[Dataset listings of figures]
== == ==

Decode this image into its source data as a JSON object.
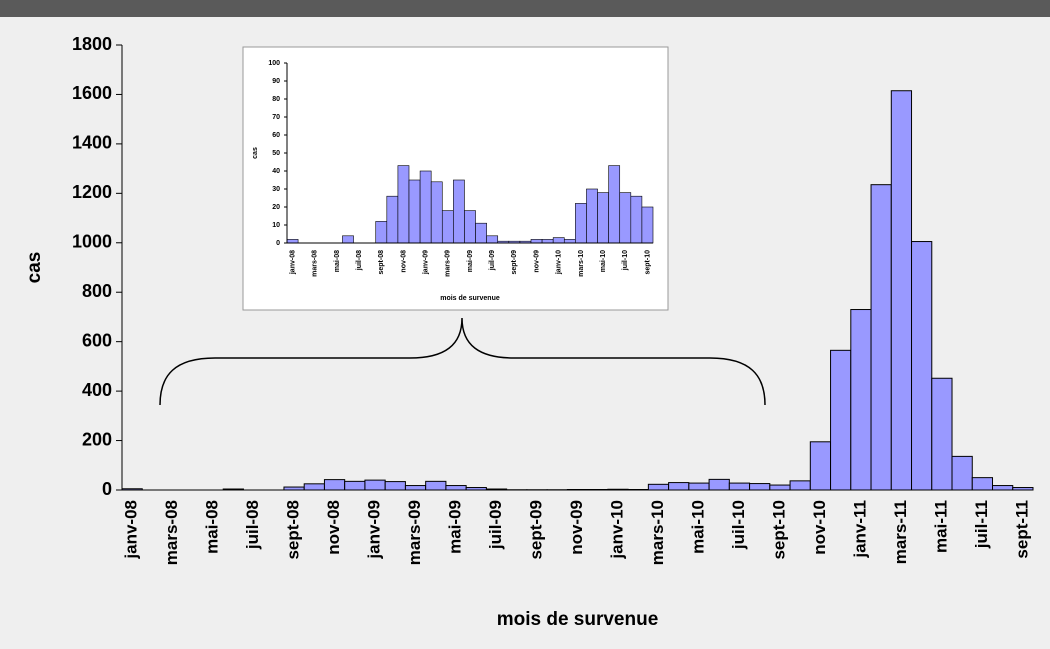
{
  "chart_data": [
    {
      "type": "bar",
      "x_label": "mois de survenue",
      "y_label": "cas",
      "color": "#9999ff",
      "grid": false,
      "categories": [
        "janv-08",
        null,
        "mars-08",
        null,
        "mai-08",
        null,
        "juil-08",
        null,
        "sept-08",
        null,
        "nov-08",
        null,
        "janv-09",
        null,
        "mars-09",
        null,
        "mai-09",
        null,
        "juil-09",
        null,
        "sept-09",
        null,
        "nov-09",
        null,
        "janv-10",
        null,
        "mars-10",
        null,
        "mai-10",
        null,
        "juil-10",
        null,
        "sept-10",
        null,
        "nov-10",
        null,
        "janv-11",
        null,
        "mars-11",
        null,
        "mai-11",
        null,
        "juil-11",
        null,
        "sept-11"
      ],
      "values": [
        5,
        0,
        0,
        0,
        0,
        4,
        0,
        0,
        12,
        25,
        42,
        35,
        40,
        34,
        18,
        35,
        18,
        10,
        4,
        1,
        1,
        1,
        2,
        2,
        3,
        2,
        23,
        30,
        28,
        43,
        28,
        26,
        20,
        37,
        195,
        565,
        730,
        1235,
        1615,
        1005,
        452,
        136,
        50,
        18,
        10
      ],
      "ylim": [
        0,
        1800
      ],
      "yticks": [
        0,
        200,
        400,
        600,
        800,
        1000,
        1200,
        1400,
        1600,
        1800
      ]
    },
    {
      "type": "bar",
      "x_label": "mois de survenue",
      "y_label": "cas",
      "color": "#9999ff",
      "grid": false,
      "categories": [
        "janv-08",
        null,
        "mars-08",
        null,
        "mai-08",
        null,
        "juil-08",
        null,
        "sept-08",
        null,
        "nov-08",
        null,
        "janv-09",
        null,
        "mars-09",
        null,
        "mai-09",
        null,
        "juil-09",
        null,
        "sept-09",
        null,
        "nov-09",
        null,
        "janv-10",
        null,
        "mars-10",
        null,
        "mai-10",
        null,
        "juil-10",
        null,
        "sept-10"
      ],
      "values": [
        2,
        0,
        0,
        0,
        0,
        4,
        0,
        0,
        12,
        26,
        43,
        35,
        40,
        34,
        18,
        35,
        18,
        11,
        4,
        1,
        1,
        1,
        2,
        2,
        3,
        2,
        22,
        30,
        28,
        43,
        28,
        26,
        20
      ],
      "ylim": [
        0,
        100
      ],
      "yticks": [
        0,
        10,
        20,
        30,
        40,
        50,
        60,
        70,
        80,
        90,
        100
      ]
    }
  ]
}
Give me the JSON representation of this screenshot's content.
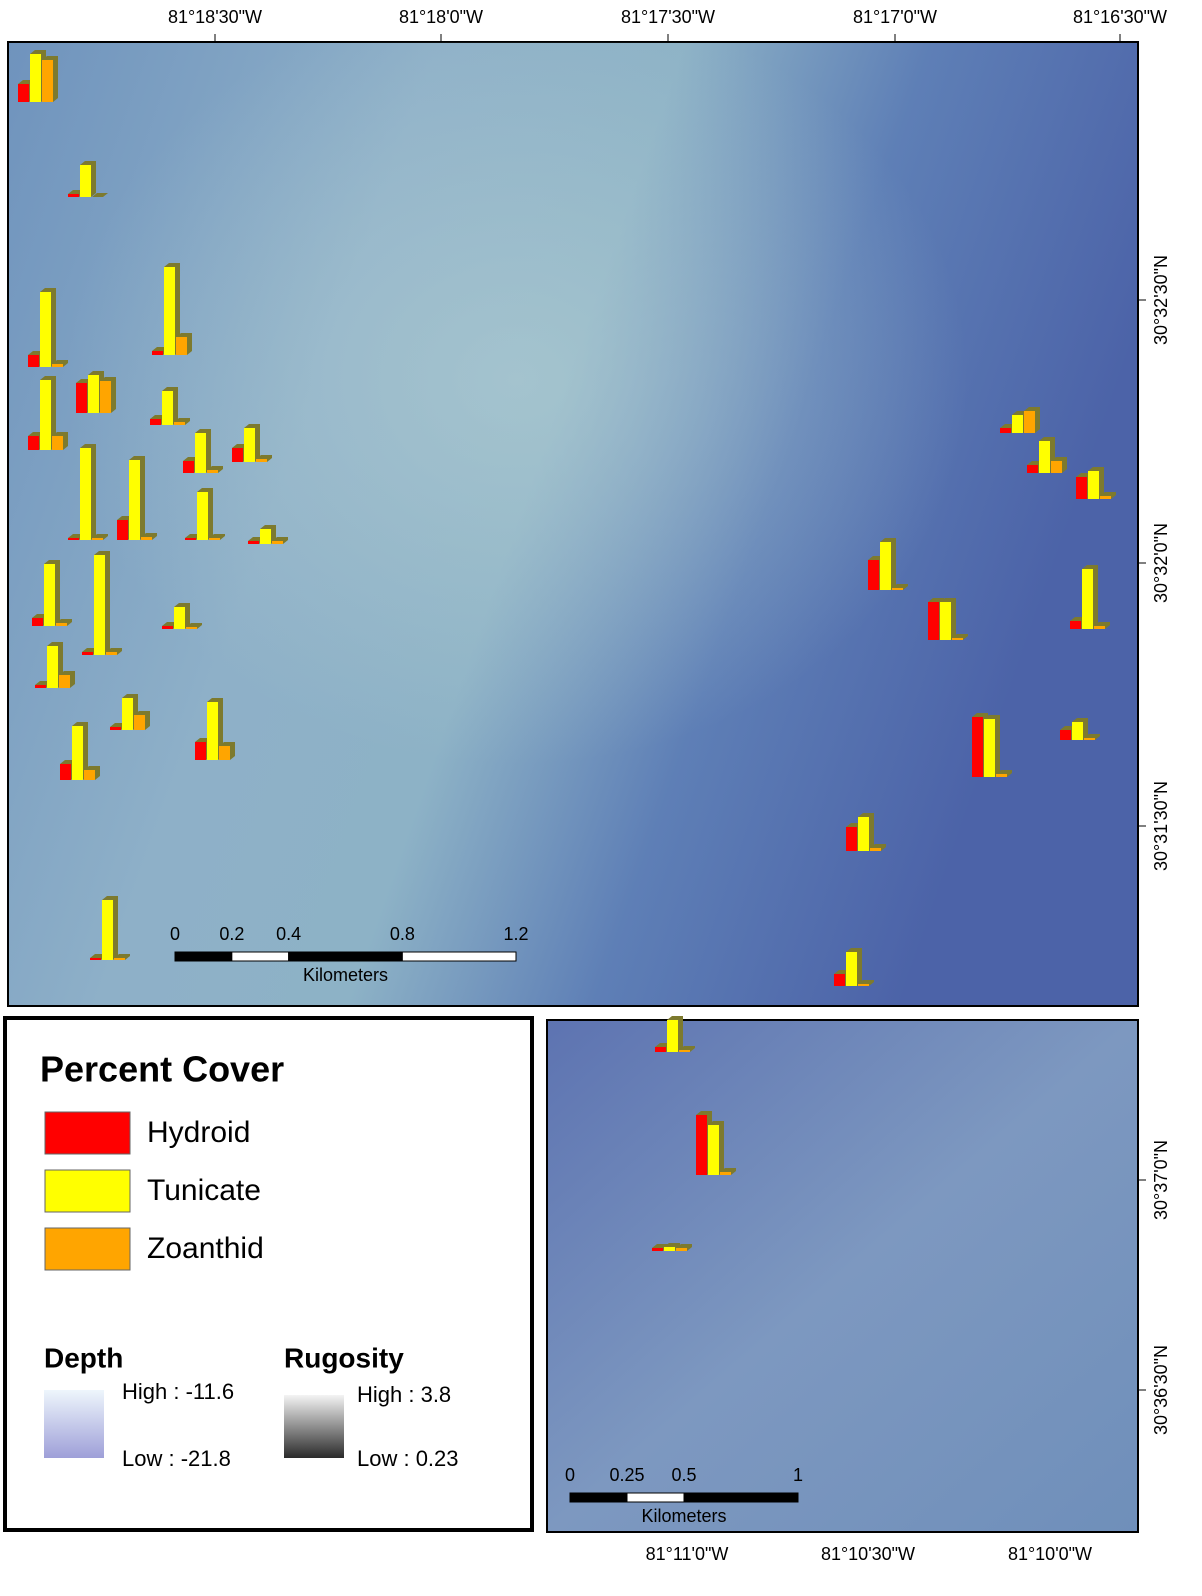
{
  "main_map": {
    "longitude_labels": [
      "81°18'30\"W",
      "81°18'0\"W",
      "81°17'30\"W",
      "81°17'0\"W",
      "81°16'30\"W"
    ],
    "latitude_labels": [
      "30°32'30\"N",
      "30°32'0\"N",
      "30°31'30\"N"
    ],
    "scale_bar": {
      "ticks": [
        0,
        0.2,
        0.4,
        0.8,
        1.2
      ],
      "unit": "Kilometers"
    },
    "sites": [
      [
        18,
        48,
        42
      ],
      [
        3,
        32,
        0
      ],
      [
        12,
        75,
        3
      ],
      [
        4,
        88,
        18
      ],
      [
        14,
        70,
        14
      ],
      [
        30,
        38,
        32
      ],
      [
        6,
        34,
        3
      ],
      [
        12,
        40,
        3
      ],
      [
        14,
        34,
        3
      ],
      [
        2,
        92,
        2
      ],
      [
        20,
        80,
        3
      ],
      [
        2,
        48,
        2
      ],
      [
        3,
        15,
        3
      ],
      [
        8,
        62,
        3
      ],
      [
        3,
        100,
        3
      ],
      [
        3,
        22,
        2
      ],
      [
        3,
        42,
        13
      ],
      [
        3,
        32,
        15
      ],
      [
        16,
        54,
        10
      ],
      [
        18,
        58,
        14
      ],
      [
        2,
        60,
        2
      ],
      [
        5,
        18,
        22
      ],
      [
        8,
        32,
        12
      ],
      [
        22,
        28,
        3
      ],
      [
        30,
        48,
        2
      ],
      [
        38,
        38,
        2
      ],
      [
        8,
        60,
        3
      ],
      [
        60,
        58,
        3
      ],
      [
        10,
        18,
        2
      ],
      [
        24,
        34,
        3
      ],
      [
        12,
        34,
        2
      ]
    ]
  },
  "inset_map": {
    "longitude_labels": [
      "81°11'0\"W",
      "81°10'30\"W",
      "81°10'0\"W"
    ],
    "latitude_labels": [
      "30°37'0\"N",
      "30°36'30\"N"
    ],
    "scale_bar": {
      "ticks": [
        0,
        0.25,
        0.5,
        1
      ],
      "unit": "Kilometers"
    },
    "sites": [
      [
        5,
        32,
        2
      ],
      [
        60,
        50,
        3
      ],
      [
        3,
        4,
        3
      ]
    ]
  },
  "legend": {
    "title": "Percent Cover",
    "series": [
      {
        "name": "Hydroid",
        "color": "#ff0000"
      },
      {
        "name": "Tunicate",
        "color": "#ffff00"
      },
      {
        "name": "Zoanthid",
        "color": "#ffa500"
      }
    ],
    "depth": {
      "title": "Depth",
      "high": "High : -11.6",
      "low": "Low : -21.8"
    },
    "rugosity": {
      "title": "Rugosity",
      "high": "High : 3.8",
      "low": "Low : 0.23"
    }
  }
}
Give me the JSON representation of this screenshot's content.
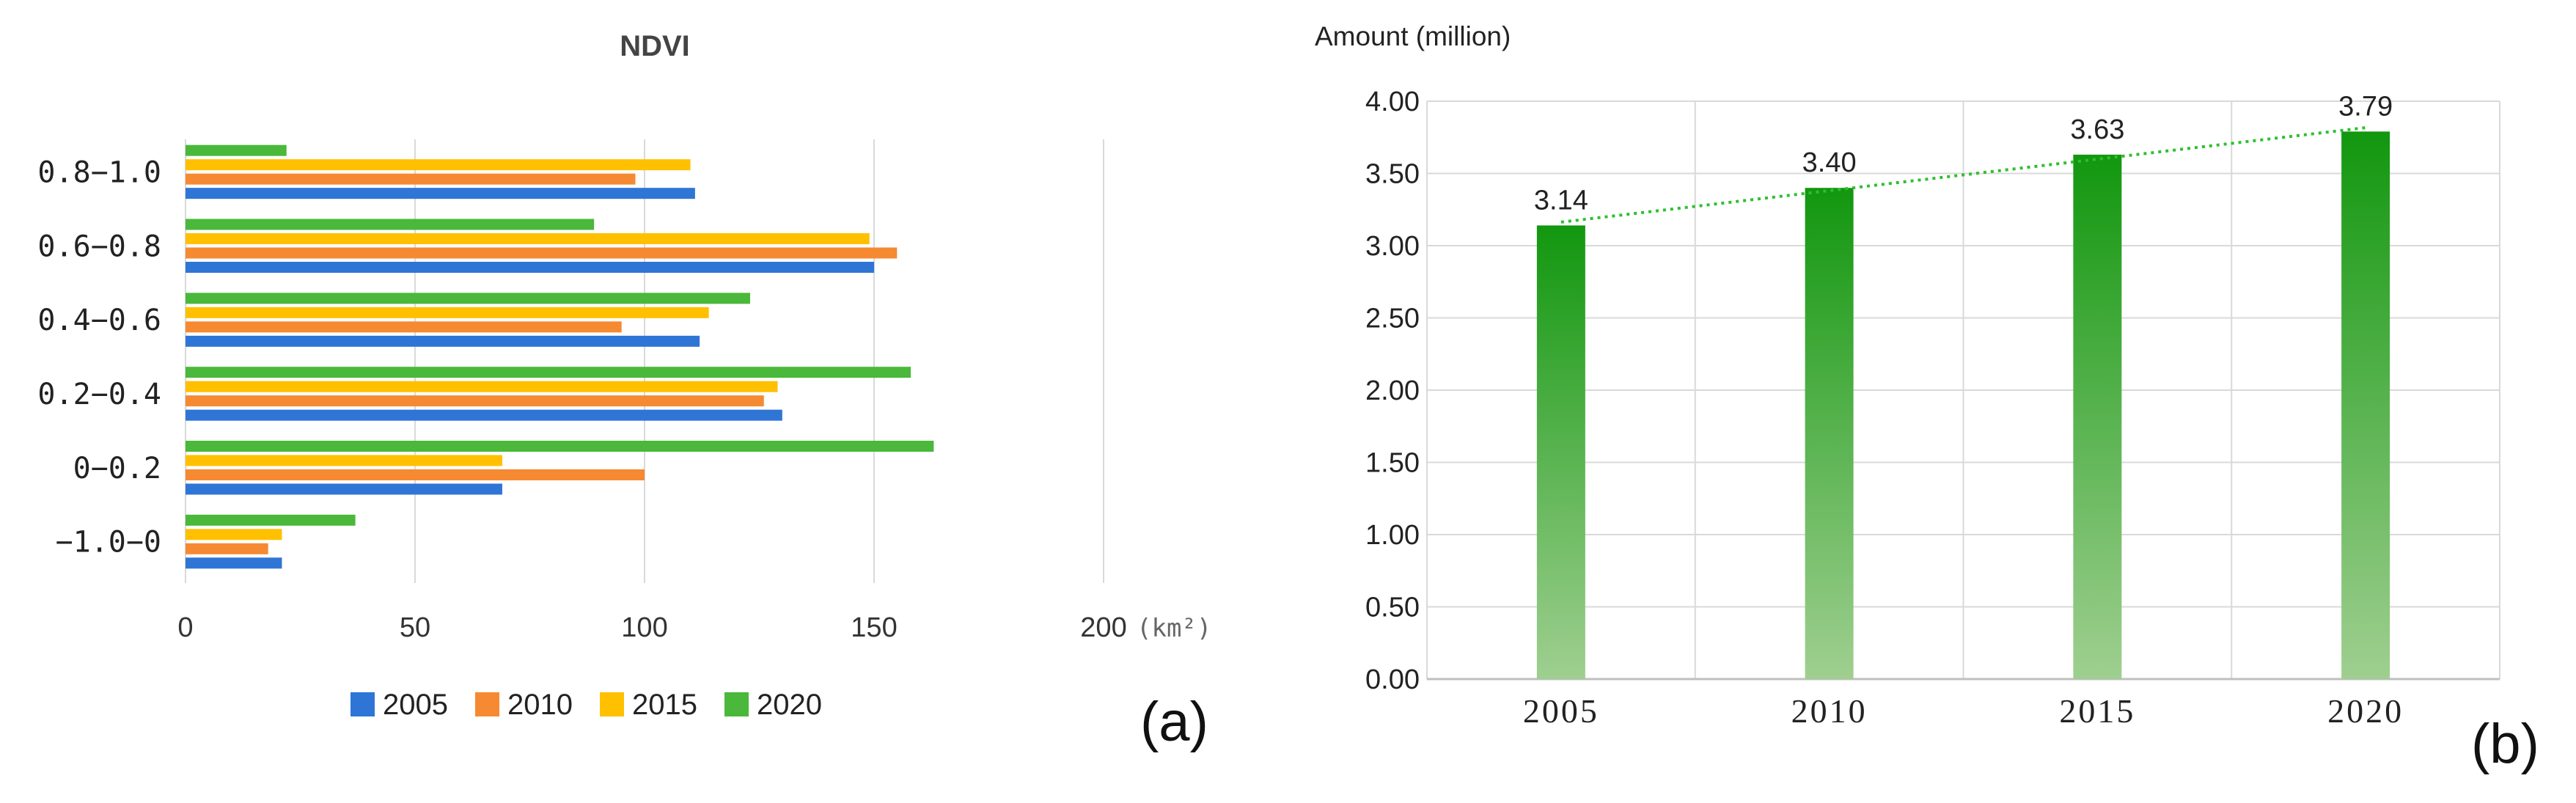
{
  "panels": {
    "a": {
      "label": "(a)"
    },
    "b": {
      "label": "(b)"
    }
  },
  "colors": {
    "series": [
      "#2e75d6",
      "#f58a32",
      "#ffc000",
      "#4ab83a"
    ],
    "grid": "#d9d9d9",
    "axis": "#bfbfbf",
    "bar_top": "#12970f",
    "bar_bottom": "#9fcf90",
    "trend": "#2fbf2f"
  },
  "chart_data": [
    {
      "type": "bar",
      "orientation": "horizontal",
      "title": "NDVI",
      "xlabel": "",
      "x_unit": "(km²)",
      "xlim": [
        0,
        200
      ],
      "x_ticks": [
        "0",
        "50",
        "100",
        "150",
        "200"
      ],
      "categories": [
        "0.8−1.0",
        "0.6−0.8",
        "0.4−0.6",
        "0.2−0.4",
        "0−0.2",
        "−1.0−0"
      ],
      "series": [
        {
          "name": "2005",
          "values": [
            111,
            150,
            112,
            130,
            69,
            21
          ]
        },
        {
          "name": "2010",
          "values": [
            98,
            155,
            95,
            126,
            100,
            18
          ]
        },
        {
          "name": "2015",
          "values": [
            110,
            149,
            114,
            129,
            69,
            21
          ]
        },
        {
          "name": "2020",
          "values": [
            22,
            89,
            123,
            158,
            163,
            37
          ]
        }
      ],
      "grid": true,
      "legend": "bottom"
    },
    {
      "type": "bar",
      "title": "",
      "ylabel": "Amount (million)",
      "xlabel": "",
      "categories": [
        "2005",
        "2010",
        "2015",
        "2020"
      ],
      "values": [
        3.14,
        3.4,
        3.63,
        3.79
      ],
      "data_labels": [
        "3.14",
        "3.40",
        "3.63",
        "3.79"
      ],
      "ylim": [
        0,
        4.0
      ],
      "y_ticks": [
        "0.00",
        "0.50",
        "1.00",
        "1.50",
        "2.00",
        "2.50",
        "3.00",
        "3.50",
        "4.00"
      ],
      "trendline": "linear",
      "grid": true,
      "legend": "none"
    }
  ]
}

== == ==

Repeat the material verbatim. Do not carry over any picture.

Decode this image into its source data as a JSON object.
{
  "chart_data": [
    {
      "type": "bar",
      "x_label": "mois de survenue",
      "y_label": "cas",
      "color": "#9999ff",
      "grid": false,
      "categories": [
        "janv-08",
        null,
        "mars-08",
        null,
        "mai-08",
        null,
        "juil-08",
        null,
        "sept-08",
        null,
        "nov-08",
        null,
        "janv-09",
        null,
        "mars-09",
        null,
        "mai-09",
        null,
        "juil-09",
        null,
        "sept-09",
        null,
        "nov-09",
        null,
        "janv-10",
        null,
        "mars-10",
        null,
        "mai-10",
        null,
        "juil-10",
        null,
        "sept-10",
        null,
        "nov-10",
        null,
        "janv-11",
        null,
        "mars-11",
        null,
        "mai-11",
        null,
        "juil-11",
        null,
        "sept-11"
      ],
      "values": [
        5,
        0,
        0,
        0,
        0,
        4,
        0,
        0,
        12,
        25,
        42,
        35,
        40,
        34,
        18,
        35,
        18,
        10,
        4,
        1,
        1,
        1,
        2,
        2,
        3,
        2,
        23,
        30,
        28,
        43,
        28,
        26,
        20,
        37,
        195,
        565,
        730,
        1235,
        1615,
        1005,
        452,
        136,
        50,
        18,
        10
      ],
      "ylim": [
        0,
        1800
      ],
      "yticks": [
        0,
        200,
        400,
        600,
        800,
        1000,
        1200,
        1400,
        1600,
        1800
      ]
    },
    {
      "type": "bar",
      "x_label": "mois de survenue",
      "y_label": "cas",
      "color": "#9999ff",
      "grid": false,
      "categories": [
        "janv-08",
        null,
        "mars-08",
        null,
        "mai-08",
        null,
        "juil-08",
        null,
        "sept-08",
        null,
        "nov-08",
        null,
        "janv-09",
        null,
        "mars-09",
        null,
        "mai-09",
        null,
        "juil-09",
        null,
        "sept-09",
        null,
        "nov-09",
        null,
        "janv-10",
        null,
        "mars-10",
        null,
        "mai-10",
        null,
        "juil-10",
        null,
        "sept-10"
      ],
      "values": [
        2,
        0,
        0,
        0,
        0,
        4,
        0,
        0,
        12,
        26,
        43,
        35,
        40,
        34,
        18,
        35,
        18,
        11,
        4,
        1,
        1,
        1,
        2,
        2,
        3,
        2,
        22,
        30,
        28,
        43,
        28,
        26,
        20
      ],
      "ylim": [
        0,
        100
      ],
      "yticks": [
        0,
        10,
        20,
        30,
        40,
        50,
        60,
        70,
        80,
        90,
        100
      ]
    }
  ]
}
Give me the JSON representation of this screenshot's content.
{
  "main_map": {
    "longitude_labels": [
      "81°18'30\"W",
      "81°18'0\"W",
      "81°17'30\"W",
      "81°17'0\"W",
      "81°16'30\"W"
    ],
    "latitude_labels": [
      "30°32'30\"N",
      "30°32'0\"N",
      "30°31'30\"N"
    ],
    "scale_bar": {
      "ticks": [
        0,
        0.2,
        0.4,
        0.8,
        1.2
      ],
      "unit": "Kilometers"
    },
    "sites": [
      [
        18,
        48,
        42
      ],
      [
        3,
        32,
        0
      ],
      [
        12,
        75,
        3
      ],
      [
        4,
        88,
        18
      ],
      [
        14,
        70,
        14
      ],
      [
        30,
        38,
        32
      ],
      [
        6,
        34,
        3
      ],
      [
        12,
        40,
        3
      ],
      [
        14,
        34,
        3
      ],
      [
        2,
        92,
        2
      ],
      [
        20,
        80,
        3
      ],
      [
        2,
        48,
        2
      ],
      [
        3,
        15,
        3
      ],
      [
        8,
        62,
        3
      ],
      [
        3,
        100,
        3
      ],
      [
        3,
        22,
        2
      ],
      [
        3,
        42,
        13
      ],
      [
        3,
        32,
        15
      ],
      [
        16,
        54,
        10
      ],
      [
        18,
        58,
        14
      ],
      [
        2,
        60,
        2
      ],
      [
        5,
        18,
        22
      ],
      [
        8,
        32,
        12
      ],
      [
        22,
        28,
        3
      ],
      [
        30,
        48,
        2
      ],
      [
        38,
        38,
        2
      ],
      [
        8,
        60,
        3
      ],
      [
        60,
        58,
        3
      ],
      [
        10,
        18,
        2
      ],
      [
        24,
        34,
        3
      ],
      [
        12,
        34,
        2
      ]
    ]
  },
  "inset_map": {
    "longitude_labels": [
      "81°11'0\"W",
      "81°10'30\"W",
      "81°10'0\"W"
    ],
    "latitude_labels": [
      "30°37'0\"N",
      "30°36'30\"N"
    ],
    "scale_bar": {
      "ticks": [
        0,
        0.25,
        0.5,
        1
      ],
      "unit": "Kilometers"
    },
    "sites": [
      [
        5,
        32,
        2
      ],
      [
        60,
        50,
        3
      ],
      [
        3,
        4,
        3
      ]
    ]
  },
  "legend": {
    "title": "Percent Cover",
    "series": [
      {
        "name": "Hydroid",
        "color": "#ff0000"
      },
      {
        "name": "Tunicate",
        "color": "#ffff00"
      },
      {
        "name": "Zoanthid",
        "color": "#ffa500"
      }
    ],
    "depth": {
      "title": "Depth",
      "high": "High : -11.6",
      "low": "Low : -21.8"
    },
    "rugosity": {
      "title": "Rugosity",
      "high": "High : 3.8",
      "low": "Low : 0.23"
    }
  }
}
Give me the JSON representation of this screenshot's content.
{
  "panels": {
    "a": {
      "label": "(a)"
    },
    "b": {
      "label": "(b)"
    }
  },
  "colors": {
    "series": [
      "#2e75d6",
      "#f58a32",
      "#ffc000",
      "#4ab83a"
    ],
    "grid": "#d9d9d9",
    "axis": "#bfbfbf",
    "bar_top": "#12970f",
    "bar_bottom": "#9fcf90",
    "trend": "#2fbf2f"
  },
  "chart_data": [
    {
      "type": "bar",
      "orientation": "horizontal",
      "title": "NDVI",
      "xlabel": "",
      "x_unit": "(km²)",
      "xlim": [
        0,
        200
      ],
      "x_ticks": [
        "0",
        "50",
        "100",
        "150",
        "200"
      ],
      "categories": [
        "0.8−1.0",
        "0.6−0.8",
        "0.4−0.6",
        "0.2−0.4",
        "0−0.2",
        "−1.0−0"
      ],
      "series": [
        {
          "name": "2005",
          "values": [
            111,
            150,
            112,
            130,
            69,
            21
          ]
        },
        {
          "name": "2010",
          "values": [
            98,
            155,
            95,
            126,
            100,
            18
          ]
        },
        {
          "name": "2015",
          "values": [
            110,
            149,
            114,
            129,
            69,
            21
          ]
        },
        {
          "name": "2020",
          "values": [
            22,
            89,
            123,
            158,
            163,
            37
          ]
        }
      ],
      "grid": true,
      "legend": "bottom"
    },
    {
      "type": "bar",
      "title": "",
      "ylabel": "Amount (million)",
      "xlabel": "",
      "categories": [
        "2005",
        "2010",
        "2015",
        "2020"
      ],
      "values": [
        3.14,
        3.4,
        3.63,
        3.79
      ],
      "data_labels": [
        "3.14",
        "3.40",
        "3.63",
        "3.79"
      ],
      "ylim": [
        0,
        4.0
      ],
      "y_ticks": [
        "0.00",
        "0.50",
        "1.00",
        "1.50",
        "2.00",
        "2.50",
        "3.00",
        "3.50",
        "4.00"
      ],
      "trendline": "linear",
      "grid": true,
      "legend": "none"
    }
  ]
}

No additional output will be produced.